### TASK DETAILS
Reproduce each line of the material exactly, minus any picture.

((

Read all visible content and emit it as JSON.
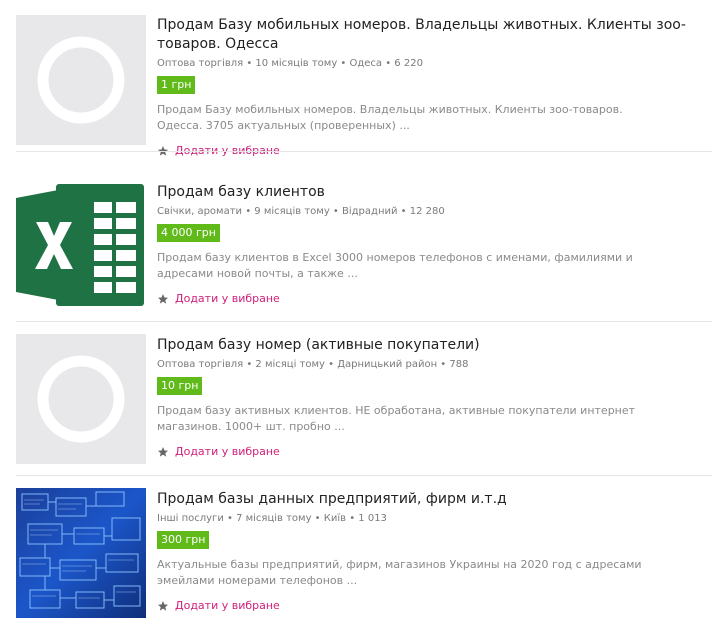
{
  "favorite_label": "Додати у вибране",
  "listings": [
    {
      "title": "Продам Базу мобильных номеров. Владельцы животных. Клиенты зоо-товаров. Одесса",
      "meta": "Оптова торгівля • 10 місяців тому • Одеса • 6 220",
      "price": "1 грн",
      "description": "Продам Базу мобильных номеров. Владельцы животных. Клиенты зоо-товаров. Одесса. 3705 актуальных (проверенных) ...",
      "image": "placeholder-icon"
    },
    {
      "title": "Продам базу клиентов",
      "meta": "Свічки, аромати • 9 місяців тому • Відрадний • 12 280",
      "price": "4 000 грн",
      "description": "Продам базу клиентов в Excel 3000 номеров телефонов с именами, фамилиями и адресами новой почты, а также ...",
      "image": "excel-logo"
    },
    {
      "title": "Продам базу номер (активные покупатели)",
      "meta": "Оптова торгівля • 2 місяці тому • Дарницький район • 788",
      "price": "10 грн",
      "description": "Продам базу активных клиентов. НЕ обработана, активные покупатели интернет магазинов. 1000+ шт. пробно ...",
      "image": "placeholder-icon"
    },
    {
      "title": "Продам базы данных предприятий, фирм и.т.д",
      "meta": "Інші послуги • 7 місяців тому • Київ • 1 013",
      "price": "300 грн",
      "description": "Актуальные базы предприятий, фирм, магазинов Украины на 2020 год с адресами эмейлами номерами телефонов ...",
      "image": "database-diagram"
    }
  ],
  "colors": {
    "price_bg": "#5fba1a",
    "favorite_text": "#d0207a",
    "excel_green": "#1f7244",
    "placeholder_bg": "#e8e8ea",
    "db_blue": "#1b56c9"
  }
}
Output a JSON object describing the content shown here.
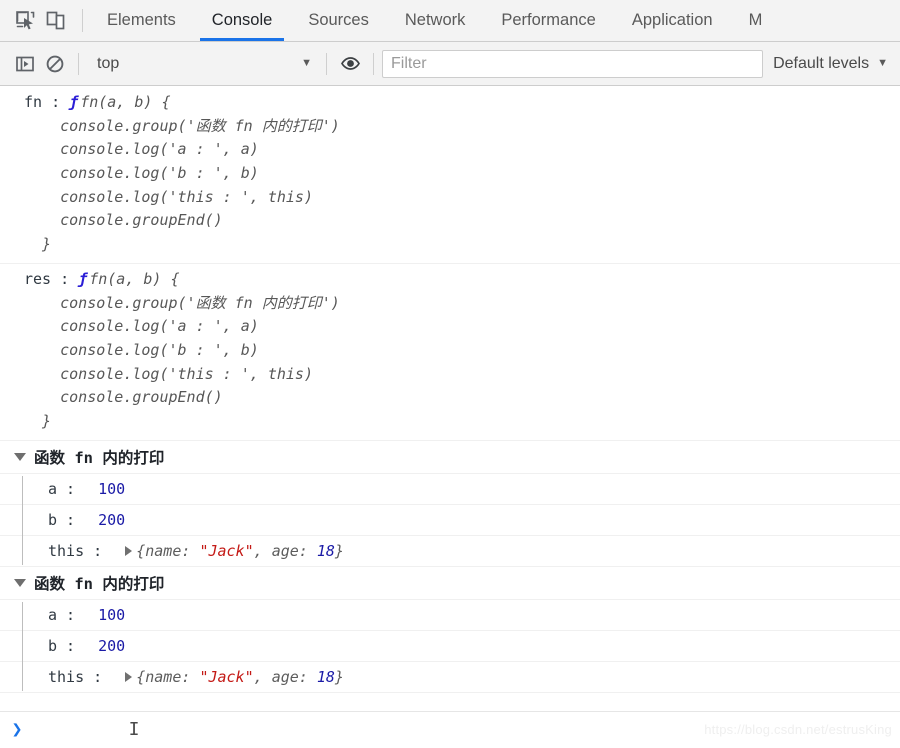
{
  "toolbar": {
    "inspect_icon": "inspect-element-icon",
    "device_icon": "device-toolbar-icon",
    "tabs": [
      {
        "label": "Elements",
        "active": false
      },
      {
        "label": "Console",
        "active": true
      },
      {
        "label": "Sources",
        "active": false
      },
      {
        "label": "Network",
        "active": false
      },
      {
        "label": "Performance",
        "active": false
      },
      {
        "label": "Application",
        "active": false
      },
      {
        "label": "M",
        "active": false
      }
    ],
    "active_tab_color": "#1a73e8"
  },
  "filterbar": {
    "sidebar_toggle_icon": "console-sidebar-icon",
    "clear_icon": "clear-console-icon",
    "context": "top",
    "context_caret": "▼",
    "eye_icon": "live-expression-eye-icon",
    "filter_placeholder": "Filter",
    "filter_value": "",
    "levels_label": "Default levels",
    "levels_caret": "▼"
  },
  "console": {
    "messages": [
      {
        "type": "code",
        "label": "fn : ",
        "fn_glyph": "ƒ",
        "signature": "fn(a, b) {",
        "body_lines": [
          "    console.group('函数 fn 内的打印')",
          "    console.log('a : ', a)",
          "    console.log('b : ', b)",
          "    console.log('this : ', this)",
          "    console.groupEnd()",
          "  }"
        ]
      },
      {
        "type": "code",
        "label": "res : ",
        "fn_glyph": "ƒ",
        "signature": "fn(a, b) {",
        "body_lines": [
          "    console.group('函数 fn 内的打印')",
          "    console.log('a : ', a)",
          "    console.log('b : ', b)",
          "    console.log('this : ', this)",
          "    console.groupEnd()",
          "  }"
        ]
      }
    ],
    "groups": [
      {
        "title": "函数 fn 内的打印",
        "rows": [
          {
            "key": "a : ",
            "kind": "number",
            "value": "100"
          },
          {
            "key": "b : ",
            "kind": "number",
            "value": "200"
          },
          {
            "key": "this : ",
            "kind": "object",
            "open_brace": "{",
            "k1": "name: ",
            "v1": "\"Jack\"",
            "comma": ", ",
            "k2": "age: ",
            "v2": "18",
            "close_brace": "}"
          }
        ]
      },
      {
        "title": "函数 fn 内的打印",
        "rows": [
          {
            "key": "a : ",
            "kind": "number",
            "value": "100"
          },
          {
            "key": "b : ",
            "kind": "number",
            "value": "200"
          },
          {
            "key": "this : ",
            "kind": "object",
            "open_brace": "{",
            "k1": "name: ",
            "v1": "\"Jack\"",
            "comma": ", ",
            "k2": "age: ",
            "v2": "18",
            "close_brace": "}"
          }
        ]
      }
    ]
  },
  "prompt": {
    "chevron": "❯",
    "input_value": "",
    "cursor_glyph": "I"
  },
  "watermark": "https://blog.csdn.net/estrusKing",
  "colors": {
    "number": "#1a1aa6",
    "string": "#c41a16",
    "keyword": "#2b1ed6",
    "accent": "#1a73e8"
  }
}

))

### WRITTEN RESPONSE
Read all visible content and emit it as JSON.
{
  "favorite_label": "Додати у вибране",
  "listings": [
    {
      "title": "Продам Базу мобильных номеров. Владельцы животных. Клиенты зоо-товаров. Одесса",
      "meta": "Оптова торгівля • 10 місяців тому • Одеса • 6 220",
      "price": "1 грн",
      "description": "Продам Базу мобильных номеров. Владельцы животных. Клиенты зоо-товаров. Одесса. 3705 актуальных (проверенных) ...",
      "image": "placeholder-icon"
    },
    {
      "title": "Продам базу клиентов",
      "meta": "Свічки, аромати • 9 місяців тому • Відрадний • 12 280",
      "price": "4 000 грн",
      "description": "Продам базу клиентов в Excel 3000 номеров телефонов с именами, фамилиями и адресами новой почты, а также ...",
      "image": "excel-logo"
    },
    {
      "title": "Продам базу номер (активные покупатели)",
      "meta": "Оптова торгівля • 2 місяці тому • Дарницький район • 788",
      "price": "10 грн",
      "description": "Продам базу активных клиентов. НЕ обработана, активные покупатели интернет магазинов. 1000+ шт. пробно ...",
      "image": "placeholder-icon"
    },
    {
      "title": "Продам базы данных предприятий, фирм и.т.д",
      "meta": "Інші послуги • 7 місяців тому • Київ • 1 013",
      "price": "300 грн",
      "description": "Актуальные базы предприятий, фирм, магазинов Украины на 2020 год с адресами эмейлами номерами телефонов ...",
      "image": "database-diagram"
    }
  ],
  "colors": {
    "price_bg": "#5fba1a",
    "favorite_text": "#d0207a",
    "excel_green": "#1f7244",
    "placeholder_bg": "#e8e8ea",
    "db_blue": "#1b56c9"
  }
}
Output a JSON object describing the content shown here.
{
  "toolbar": {
    "inspect_icon": "inspect-element-icon",
    "device_icon": "device-toolbar-icon",
    "tabs": [
      {
        "label": "Elements",
        "active": false
      },
      {
        "label": "Console",
        "active": true
      },
      {
        "label": "Sources",
        "active": false
      },
      {
        "label": "Network",
        "active": false
      },
      {
        "label": "Performance",
        "active": false
      },
      {
        "label": "Application",
        "active": false
      },
      {
        "label": "M",
        "active": false
      }
    ],
    "active_tab_color": "#1a73e8"
  },
  "filterbar": {
    "sidebar_toggle_icon": "console-sidebar-icon",
    "clear_icon": "clear-console-icon",
    "context": "top",
    "context_caret": "▼",
    "eye_icon": "live-expression-eye-icon",
    "filter_placeholder": "Filter",
    "filter_value": "",
    "levels_label": "Default levels",
    "levels_caret": "▼"
  },
  "console": {
    "messages": [
      {
        "type": "code",
        "label": "fn : ",
        "fn_glyph": "ƒ",
        "signature": "fn(a, b) {",
        "body_lines": [
          "    console.group('函数 fn 内的打印')",
          "    console.log('a : ', a)",
          "    console.log('b : ', b)",
          "    console.log('this : ', this)",
          "    console.groupEnd()",
          "  }"
        ]
      },
      {
        "type": "code",
        "label": "res : ",
        "fn_glyph": "ƒ",
        "signature": "fn(a, b) {",
        "body_lines": [
          "    console.group('函数 fn 内的打印')",
          "    console.log('a : ', a)",
          "    console.log('b : ', b)",
          "    console.log('this : ', this)",
          "    console.groupEnd()",
          "  }"
        ]
      }
    ],
    "groups": [
      {
        "title": "函数 fn 内的打印",
        "rows": [
          {
            "key": "a : ",
            "kind": "number",
            "value": "100"
          },
          {
            "key": "b : ",
            "kind": "number",
            "value": "200"
          },
          {
            "key": "this : ",
            "kind": "object",
            "open_brace": "{",
            "k1": "name: ",
            "v1": "\"Jack\"",
            "comma": ", ",
            "k2": "age: ",
            "v2": "18",
            "close_brace": "}"
          }
        ]
      },
      {
        "title": "函数 fn 内的打印",
        "rows": [
          {
            "key": "a : ",
            "kind": "number",
            "value": "100"
          },
          {
            "key": "b : ",
            "kind": "number",
            "value": "200"
          },
          {
            "key": "this : ",
            "kind": "object",
            "open_brace": "{",
            "k1": "name: ",
            "v1": "\"Jack\"",
            "comma": ", ",
            "k2": "age: ",
            "v2": "18",
            "close_brace": "}"
          }
        ]
      }
    ]
  },
  "prompt": {
    "chevron": "❯",
    "input_value": "",
    "cursor_glyph": "I"
  },
  "watermark": "https://blog.csdn.net/estrusKing",
  "colors": {
    "number": "#1a1aa6",
    "string": "#c41a16",
    "keyword": "#2b1ed6",
    "accent": "#1a73e8"
  }
}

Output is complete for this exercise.